* Begin *
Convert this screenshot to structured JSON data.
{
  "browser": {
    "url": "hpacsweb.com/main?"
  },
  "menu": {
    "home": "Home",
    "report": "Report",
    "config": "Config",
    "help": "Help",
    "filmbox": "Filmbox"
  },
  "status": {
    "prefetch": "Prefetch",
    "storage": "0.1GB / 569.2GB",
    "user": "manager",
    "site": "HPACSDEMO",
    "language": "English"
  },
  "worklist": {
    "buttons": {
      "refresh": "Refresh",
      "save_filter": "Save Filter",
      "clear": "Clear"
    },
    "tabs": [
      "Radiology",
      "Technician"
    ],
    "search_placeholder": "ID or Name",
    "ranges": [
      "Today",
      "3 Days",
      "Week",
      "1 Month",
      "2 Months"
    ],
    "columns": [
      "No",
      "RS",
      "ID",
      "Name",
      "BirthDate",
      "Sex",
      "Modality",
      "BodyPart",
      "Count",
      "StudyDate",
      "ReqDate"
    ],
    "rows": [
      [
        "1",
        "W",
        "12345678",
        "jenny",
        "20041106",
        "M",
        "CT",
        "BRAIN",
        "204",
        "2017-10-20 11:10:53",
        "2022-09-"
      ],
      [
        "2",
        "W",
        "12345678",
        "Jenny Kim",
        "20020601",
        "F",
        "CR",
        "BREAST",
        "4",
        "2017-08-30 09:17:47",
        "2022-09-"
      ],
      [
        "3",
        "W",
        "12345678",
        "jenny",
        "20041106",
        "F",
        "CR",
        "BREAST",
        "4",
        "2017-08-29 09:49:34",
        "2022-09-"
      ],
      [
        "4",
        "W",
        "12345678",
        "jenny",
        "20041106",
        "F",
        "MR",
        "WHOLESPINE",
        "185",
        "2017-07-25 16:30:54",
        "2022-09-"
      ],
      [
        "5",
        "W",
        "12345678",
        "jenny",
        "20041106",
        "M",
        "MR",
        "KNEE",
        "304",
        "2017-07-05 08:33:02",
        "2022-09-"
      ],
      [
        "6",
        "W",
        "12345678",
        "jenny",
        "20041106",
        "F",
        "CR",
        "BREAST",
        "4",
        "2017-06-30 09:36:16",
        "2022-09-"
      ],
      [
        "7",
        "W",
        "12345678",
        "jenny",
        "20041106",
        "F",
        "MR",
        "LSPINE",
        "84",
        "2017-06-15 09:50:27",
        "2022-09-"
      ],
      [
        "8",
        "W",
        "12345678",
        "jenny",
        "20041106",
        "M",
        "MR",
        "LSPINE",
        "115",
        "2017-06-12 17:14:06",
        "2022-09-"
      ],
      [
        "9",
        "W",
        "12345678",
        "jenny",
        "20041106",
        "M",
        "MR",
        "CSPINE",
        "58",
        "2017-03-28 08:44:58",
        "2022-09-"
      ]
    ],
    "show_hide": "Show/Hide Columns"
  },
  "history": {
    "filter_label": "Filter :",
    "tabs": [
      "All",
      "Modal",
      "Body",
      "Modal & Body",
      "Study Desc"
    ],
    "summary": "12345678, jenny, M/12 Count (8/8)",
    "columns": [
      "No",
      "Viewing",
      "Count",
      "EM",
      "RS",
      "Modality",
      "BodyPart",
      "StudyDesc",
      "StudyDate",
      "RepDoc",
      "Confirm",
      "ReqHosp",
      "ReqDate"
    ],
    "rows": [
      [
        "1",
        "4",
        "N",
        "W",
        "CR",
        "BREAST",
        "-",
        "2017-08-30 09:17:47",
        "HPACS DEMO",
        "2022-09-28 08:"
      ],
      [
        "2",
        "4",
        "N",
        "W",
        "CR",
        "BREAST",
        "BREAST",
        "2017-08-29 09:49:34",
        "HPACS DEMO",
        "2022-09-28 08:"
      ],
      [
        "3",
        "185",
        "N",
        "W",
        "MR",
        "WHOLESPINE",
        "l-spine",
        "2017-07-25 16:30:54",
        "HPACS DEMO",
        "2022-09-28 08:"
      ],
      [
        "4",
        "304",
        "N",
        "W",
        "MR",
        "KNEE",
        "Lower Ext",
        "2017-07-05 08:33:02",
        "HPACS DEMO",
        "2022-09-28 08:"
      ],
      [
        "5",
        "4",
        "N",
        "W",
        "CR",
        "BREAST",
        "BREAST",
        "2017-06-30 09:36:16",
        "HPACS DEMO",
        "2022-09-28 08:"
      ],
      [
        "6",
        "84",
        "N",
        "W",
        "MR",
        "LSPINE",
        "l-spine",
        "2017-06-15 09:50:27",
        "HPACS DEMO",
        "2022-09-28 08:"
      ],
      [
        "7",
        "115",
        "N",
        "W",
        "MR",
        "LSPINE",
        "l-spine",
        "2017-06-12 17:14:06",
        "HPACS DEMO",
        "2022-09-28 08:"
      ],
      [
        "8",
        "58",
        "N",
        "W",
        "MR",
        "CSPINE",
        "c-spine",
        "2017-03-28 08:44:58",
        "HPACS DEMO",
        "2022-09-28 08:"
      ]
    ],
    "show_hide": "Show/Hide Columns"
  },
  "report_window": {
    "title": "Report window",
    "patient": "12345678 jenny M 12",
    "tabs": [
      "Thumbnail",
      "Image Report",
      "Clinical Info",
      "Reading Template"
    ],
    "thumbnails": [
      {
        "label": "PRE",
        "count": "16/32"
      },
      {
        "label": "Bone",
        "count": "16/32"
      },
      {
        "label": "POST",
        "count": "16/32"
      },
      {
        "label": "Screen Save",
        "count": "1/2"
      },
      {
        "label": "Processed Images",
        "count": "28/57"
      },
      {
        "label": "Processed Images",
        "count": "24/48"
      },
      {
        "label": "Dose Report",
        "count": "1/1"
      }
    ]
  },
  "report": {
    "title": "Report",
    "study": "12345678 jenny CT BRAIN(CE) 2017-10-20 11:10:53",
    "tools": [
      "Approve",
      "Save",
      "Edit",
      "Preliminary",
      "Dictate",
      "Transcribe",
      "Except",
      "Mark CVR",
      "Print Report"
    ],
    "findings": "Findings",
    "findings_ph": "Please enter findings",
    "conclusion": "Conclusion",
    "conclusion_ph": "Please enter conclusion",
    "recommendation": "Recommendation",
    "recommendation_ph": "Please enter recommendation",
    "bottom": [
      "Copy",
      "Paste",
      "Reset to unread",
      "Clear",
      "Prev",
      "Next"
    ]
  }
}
* End *
**TASK DESCRIPTION:** Copy each line of the listing in which the word "recommendation" can be found.

**CORRECT RESULT:**
    "recommendation": "Recommendation",
    "recommendation_ph": "Please enter recommendation",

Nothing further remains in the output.